- THE PROBLEM: Using the data below, copy every line that contains the word "النبو".

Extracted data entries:
☆ ☆ ☆
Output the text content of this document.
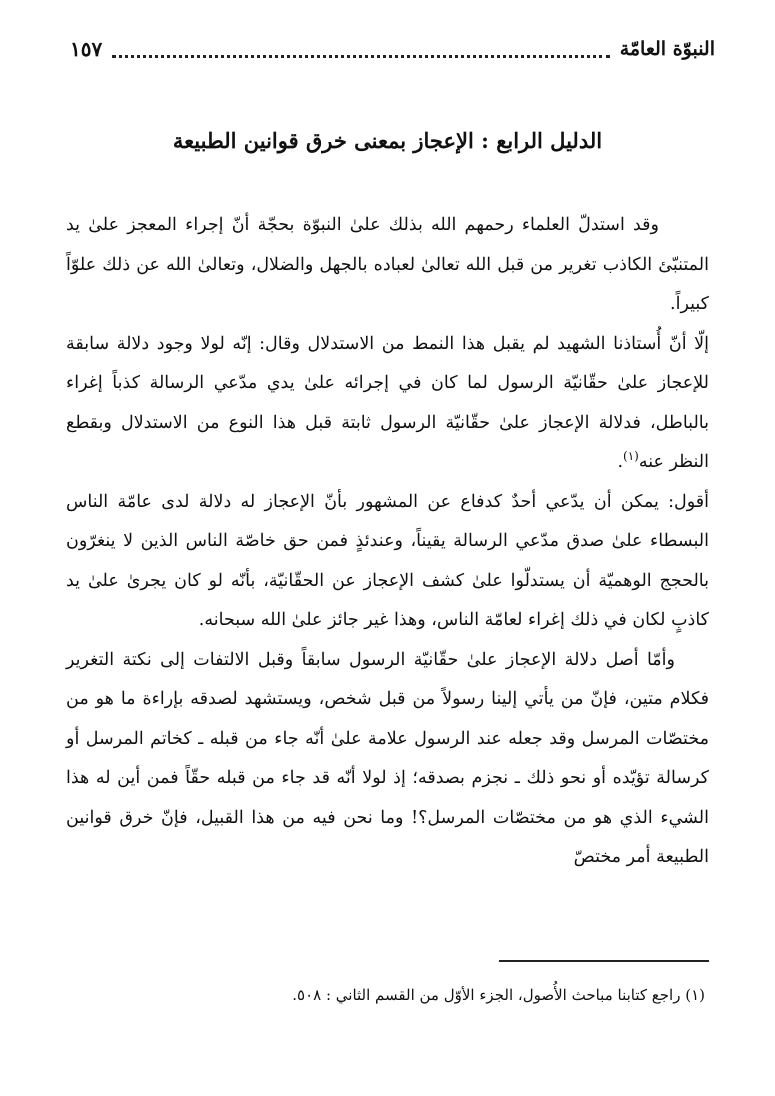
النبوّة العامّة
١٥٧
الدليل الرابع : الإعجاز بمعنى خرق قوانين الطبيعة

وقد استدلّ العلماء رحمهم الله بذلك علىٰ النبوّة بحجّة أنّ إجراء المعجز علىٰ يد المتنبّئ الكاذب تغرير من قبل الله تعالىٰ لعباده بالجهل والضلال، وتعالىٰ الله عن ذلك علوّاً كبيراً.

إلّا أنّ أُستاذنا الشهيد لم يقبل هذا النمط من الاستدلال وقال: إنّه لولا وجود دلالة سابقة للإعجاز علىٰ حقّانيّة الرسول لما كان في إجرائه علىٰ يدي مدّعي الرسالة كذباً إغراء بالباطل، فدلالة الإعجاز علىٰ حقّانيّة الرسول ثابتة قبل هذا النوع من الاستدلال وبقطع النظر عنه$^{(١)}$.

أقول: يمكن أن يدّعي أحدٌ كدفاع عن المشهور بأنّ الإعجاز له دلالة لدى عامّة الناس البسطاء علىٰ صدق مدّعي الرسالة يقيناً، وعندئذٍ فمن حق خاصّة الناس الذين لا ينغرّون بالحجج الوهميّة أن يستدلّوا علىٰ كشف الإعجاز عن الحقّانيّة، بأنّه لو كان يجرىٰ علىٰ يد كاذبٍ لكان في ذلك إغراء لعامّة الناس، وهذا غير جائز علىٰ الله سبحانه.

وأمّا أصل دلالة الإعجاز علىٰ حقّانيّة الرسول سابقاً وقبل الالتفات إلى نكتة التغرير فكلام متين، فإنّ من يأتي إلينا رسولاً من قبل شخص، ويستشهد لصدقه بإراءة ما هو من مختصّات المرسل وقد جعله عند الرسول علامة علىٰ أنّه جاء من قبله ـ كخاتم المرسل أو كرسالة تؤيّده أو نحو ذلك ـ نجزم بصدقه؛ إذ لولا أنّه قد جاء من قبله حقّاً فمن أين له هذا الشيء الذي هو من مختصّات المرسل؟! وما نحن فيه من هذا القبيل، فإنّ خرق قوانين الطبيعة أمر مختصّ

(١) راجع كتابنا مباحث الأُصول، الجزء الأوّل من القسم الثاني : ٥٠٨.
☆ ☆ ☆
- SOLUTION TO THIS TASK:
النبوّة العامّة
وقد استدلّ العلماء رحمهم الله بذلك علىٰ النبوّة بحجّة أنّ إجراء المعجز علىٰ يد المتنبّئ الكاذب تغرير من قبل الله تعالىٰ لعباده بالجهل والضلال، وتعالىٰ الله عن ذلك علوّاً كبيراً.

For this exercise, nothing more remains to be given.